- The Washington Times - Thursday, April 6, 2017

Syria produced a “ridiculously huge amount” of deadly sarin gas, says an internal Defense Department memo written amid the Obama administration’s effort to remove and destroy all the country’s chemical weapons.

That stockpile, which Obama aides declared was reduced to zero by summer 2014, is back in the news.

President Trump on Wednesday accused Syrian President Bashar Assad of once again committing mass murder against his own people by unleashing sarin gas on a town in Idlib province, killing dozens of innocents.

His words raise the question, where did the sarin come from? An intelligence official said, that at this point, the U.S. does not know.

“Our incompetence did not get all of Assad’s chemical weapons,” said James Dolbow, a former Republican Senate defense aide.

It was Mr. Assad’s brutal use of sarin in August 2013 that prompted President Barack Obama to plan airstrikes on a wide number of Syrian military targets. The raids were averted when Russian President Vladimir Putin, an Assad protector, intervened and proposed that Syrian voluntarily give up its chemical weapons.

☆ ☆ ☆ ☆ ☆ ☆ ☆

Your task
Write out a span of the sarin article word for word, starting at the words "President Trump on" and stopping after "its chemical weapons.". The data that comes next is from a different source than the sarin article.

☆ ☆ ☆ ☆ ☆ ☆ ☆

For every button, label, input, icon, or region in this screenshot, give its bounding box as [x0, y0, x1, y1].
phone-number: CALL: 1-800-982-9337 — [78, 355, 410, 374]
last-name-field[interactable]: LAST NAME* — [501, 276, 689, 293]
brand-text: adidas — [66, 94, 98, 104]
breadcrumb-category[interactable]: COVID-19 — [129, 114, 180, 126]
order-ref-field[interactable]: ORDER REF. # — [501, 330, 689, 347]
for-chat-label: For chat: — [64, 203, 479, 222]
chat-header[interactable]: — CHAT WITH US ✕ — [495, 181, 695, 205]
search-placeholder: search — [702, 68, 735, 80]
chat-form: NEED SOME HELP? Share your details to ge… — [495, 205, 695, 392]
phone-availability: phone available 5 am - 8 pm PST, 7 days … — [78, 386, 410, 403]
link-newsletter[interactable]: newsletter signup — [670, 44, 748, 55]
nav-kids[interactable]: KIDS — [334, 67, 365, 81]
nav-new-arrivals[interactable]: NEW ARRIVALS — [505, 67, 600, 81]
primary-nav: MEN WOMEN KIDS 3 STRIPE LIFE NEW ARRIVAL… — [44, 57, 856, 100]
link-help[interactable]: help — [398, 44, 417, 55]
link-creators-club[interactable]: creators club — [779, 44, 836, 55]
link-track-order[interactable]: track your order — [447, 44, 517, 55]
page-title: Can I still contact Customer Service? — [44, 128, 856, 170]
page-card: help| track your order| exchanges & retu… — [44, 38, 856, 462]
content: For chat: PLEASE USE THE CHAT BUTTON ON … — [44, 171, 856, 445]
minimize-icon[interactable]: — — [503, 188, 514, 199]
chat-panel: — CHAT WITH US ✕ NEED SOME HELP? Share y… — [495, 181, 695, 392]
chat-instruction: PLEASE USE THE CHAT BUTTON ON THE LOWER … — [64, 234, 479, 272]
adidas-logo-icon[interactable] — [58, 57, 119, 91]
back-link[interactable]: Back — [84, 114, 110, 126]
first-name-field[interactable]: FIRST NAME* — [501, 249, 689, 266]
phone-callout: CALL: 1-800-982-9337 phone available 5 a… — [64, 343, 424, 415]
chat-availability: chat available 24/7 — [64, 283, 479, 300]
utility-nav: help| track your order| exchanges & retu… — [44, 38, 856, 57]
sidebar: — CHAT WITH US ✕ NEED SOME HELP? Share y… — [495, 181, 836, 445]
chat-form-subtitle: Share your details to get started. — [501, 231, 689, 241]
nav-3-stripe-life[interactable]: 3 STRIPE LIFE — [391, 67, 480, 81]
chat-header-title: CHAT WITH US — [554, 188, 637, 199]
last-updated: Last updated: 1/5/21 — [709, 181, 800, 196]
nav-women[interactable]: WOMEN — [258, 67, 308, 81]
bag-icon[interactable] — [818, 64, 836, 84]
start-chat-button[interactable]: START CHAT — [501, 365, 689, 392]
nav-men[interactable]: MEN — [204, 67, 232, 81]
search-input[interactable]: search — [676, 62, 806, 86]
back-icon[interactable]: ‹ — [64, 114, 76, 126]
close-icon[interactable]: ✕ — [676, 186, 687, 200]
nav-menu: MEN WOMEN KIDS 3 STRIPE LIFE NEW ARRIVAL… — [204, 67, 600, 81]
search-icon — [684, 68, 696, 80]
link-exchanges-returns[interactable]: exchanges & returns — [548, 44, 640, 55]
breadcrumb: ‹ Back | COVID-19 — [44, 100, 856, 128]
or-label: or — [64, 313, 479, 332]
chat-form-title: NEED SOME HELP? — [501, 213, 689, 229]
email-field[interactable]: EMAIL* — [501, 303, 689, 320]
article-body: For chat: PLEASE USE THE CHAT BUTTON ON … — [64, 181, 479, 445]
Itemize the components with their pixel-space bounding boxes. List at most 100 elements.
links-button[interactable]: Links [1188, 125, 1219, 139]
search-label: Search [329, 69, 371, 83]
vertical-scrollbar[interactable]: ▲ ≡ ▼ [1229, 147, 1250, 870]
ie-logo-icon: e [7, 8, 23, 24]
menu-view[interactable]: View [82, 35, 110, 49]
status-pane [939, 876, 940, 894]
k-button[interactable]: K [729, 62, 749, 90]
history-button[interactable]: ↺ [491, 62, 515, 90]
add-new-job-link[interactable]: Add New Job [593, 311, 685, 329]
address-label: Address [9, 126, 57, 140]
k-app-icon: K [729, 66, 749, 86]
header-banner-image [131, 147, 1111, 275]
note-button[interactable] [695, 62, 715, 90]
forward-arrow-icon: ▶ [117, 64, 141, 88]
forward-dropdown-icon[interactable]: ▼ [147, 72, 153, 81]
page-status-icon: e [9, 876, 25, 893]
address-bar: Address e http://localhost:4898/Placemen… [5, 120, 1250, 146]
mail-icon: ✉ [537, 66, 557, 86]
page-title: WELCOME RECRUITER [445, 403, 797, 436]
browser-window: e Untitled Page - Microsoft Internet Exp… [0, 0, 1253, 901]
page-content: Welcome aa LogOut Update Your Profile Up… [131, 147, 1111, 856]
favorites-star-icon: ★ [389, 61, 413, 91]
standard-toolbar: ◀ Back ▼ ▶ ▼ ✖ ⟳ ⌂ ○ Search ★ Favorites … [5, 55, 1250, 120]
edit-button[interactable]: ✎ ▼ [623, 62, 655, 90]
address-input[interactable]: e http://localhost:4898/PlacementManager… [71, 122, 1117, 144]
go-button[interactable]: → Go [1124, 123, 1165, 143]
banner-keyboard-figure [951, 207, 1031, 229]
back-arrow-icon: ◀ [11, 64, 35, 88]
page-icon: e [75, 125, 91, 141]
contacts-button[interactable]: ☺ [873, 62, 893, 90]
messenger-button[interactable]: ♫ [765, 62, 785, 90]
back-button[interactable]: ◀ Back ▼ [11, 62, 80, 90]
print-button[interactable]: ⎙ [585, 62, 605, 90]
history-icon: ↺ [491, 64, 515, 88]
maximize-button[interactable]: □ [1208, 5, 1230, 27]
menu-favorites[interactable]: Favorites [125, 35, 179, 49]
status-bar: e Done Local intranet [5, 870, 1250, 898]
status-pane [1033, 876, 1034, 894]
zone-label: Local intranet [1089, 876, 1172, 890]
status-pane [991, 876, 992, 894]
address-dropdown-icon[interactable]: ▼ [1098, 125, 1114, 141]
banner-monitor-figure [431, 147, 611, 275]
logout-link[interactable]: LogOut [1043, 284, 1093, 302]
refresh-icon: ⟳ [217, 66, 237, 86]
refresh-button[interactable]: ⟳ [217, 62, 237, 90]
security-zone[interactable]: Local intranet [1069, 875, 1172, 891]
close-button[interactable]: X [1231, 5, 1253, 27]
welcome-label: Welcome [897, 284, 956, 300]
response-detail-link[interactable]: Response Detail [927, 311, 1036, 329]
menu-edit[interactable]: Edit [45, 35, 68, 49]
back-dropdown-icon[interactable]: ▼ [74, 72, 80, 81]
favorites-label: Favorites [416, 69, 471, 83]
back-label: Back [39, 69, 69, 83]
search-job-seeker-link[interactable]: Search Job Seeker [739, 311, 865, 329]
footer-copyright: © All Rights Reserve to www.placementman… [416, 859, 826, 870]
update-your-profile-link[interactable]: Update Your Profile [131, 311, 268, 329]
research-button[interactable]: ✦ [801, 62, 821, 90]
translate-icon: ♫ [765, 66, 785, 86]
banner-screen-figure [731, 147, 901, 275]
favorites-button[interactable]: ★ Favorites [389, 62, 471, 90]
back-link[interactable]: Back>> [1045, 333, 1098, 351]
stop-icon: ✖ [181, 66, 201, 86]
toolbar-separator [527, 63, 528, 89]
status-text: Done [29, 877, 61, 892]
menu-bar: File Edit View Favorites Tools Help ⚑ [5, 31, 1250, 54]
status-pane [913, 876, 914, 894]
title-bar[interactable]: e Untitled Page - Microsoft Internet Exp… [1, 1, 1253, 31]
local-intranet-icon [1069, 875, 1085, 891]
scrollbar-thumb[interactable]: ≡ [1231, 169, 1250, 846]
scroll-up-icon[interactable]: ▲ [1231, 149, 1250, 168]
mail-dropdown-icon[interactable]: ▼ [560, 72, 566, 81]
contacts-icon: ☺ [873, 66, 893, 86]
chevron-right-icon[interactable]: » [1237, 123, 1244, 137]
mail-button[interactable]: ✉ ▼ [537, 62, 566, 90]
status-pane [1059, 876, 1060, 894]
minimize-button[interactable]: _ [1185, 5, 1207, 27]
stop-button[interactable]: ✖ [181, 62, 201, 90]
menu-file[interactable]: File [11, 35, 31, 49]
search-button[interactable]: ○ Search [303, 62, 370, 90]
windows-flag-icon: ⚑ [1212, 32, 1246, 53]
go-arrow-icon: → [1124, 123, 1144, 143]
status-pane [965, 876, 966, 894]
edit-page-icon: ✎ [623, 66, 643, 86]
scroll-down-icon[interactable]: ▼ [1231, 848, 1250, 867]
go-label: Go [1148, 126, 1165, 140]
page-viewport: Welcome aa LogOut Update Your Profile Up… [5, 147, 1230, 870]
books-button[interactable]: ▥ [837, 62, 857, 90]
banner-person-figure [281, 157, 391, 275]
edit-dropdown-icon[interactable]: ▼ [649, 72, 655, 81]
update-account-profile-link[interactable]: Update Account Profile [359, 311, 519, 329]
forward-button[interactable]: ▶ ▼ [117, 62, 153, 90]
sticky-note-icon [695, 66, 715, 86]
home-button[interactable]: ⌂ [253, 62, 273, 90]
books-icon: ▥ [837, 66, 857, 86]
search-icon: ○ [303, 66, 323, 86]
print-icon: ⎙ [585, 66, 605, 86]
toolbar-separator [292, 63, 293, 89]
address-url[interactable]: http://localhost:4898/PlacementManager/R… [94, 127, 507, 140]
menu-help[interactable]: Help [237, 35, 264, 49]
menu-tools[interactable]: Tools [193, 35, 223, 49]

☆ ☆ ☆ ☆ ☆ ☆ ☆

Solution to this exercise
President Trump on Wednesday accused Syrian President Bashar Assad of once again committing mass murder against his own people by unleashing sarin gas on a town in Idlib province, killing dozens of innocents.

His words raise the question, where did the sarin come from? An intelligence official said, that at this point, the U.S. does not know.

“Our incompetence did not get all of Assad’s chemical weapons,” said James Dolbow, a former Republican Senate defense aide.

It was Mr. Assad’s brutal use of sarin in August 2013 that prompted President Barack Obama to plan airstrikes on a wide number of Syrian military targets. The raids were averted when Russian President Vladimir Putin, an Assad protector, intervened and proposed that Syrian voluntarily give up its chemical weapons.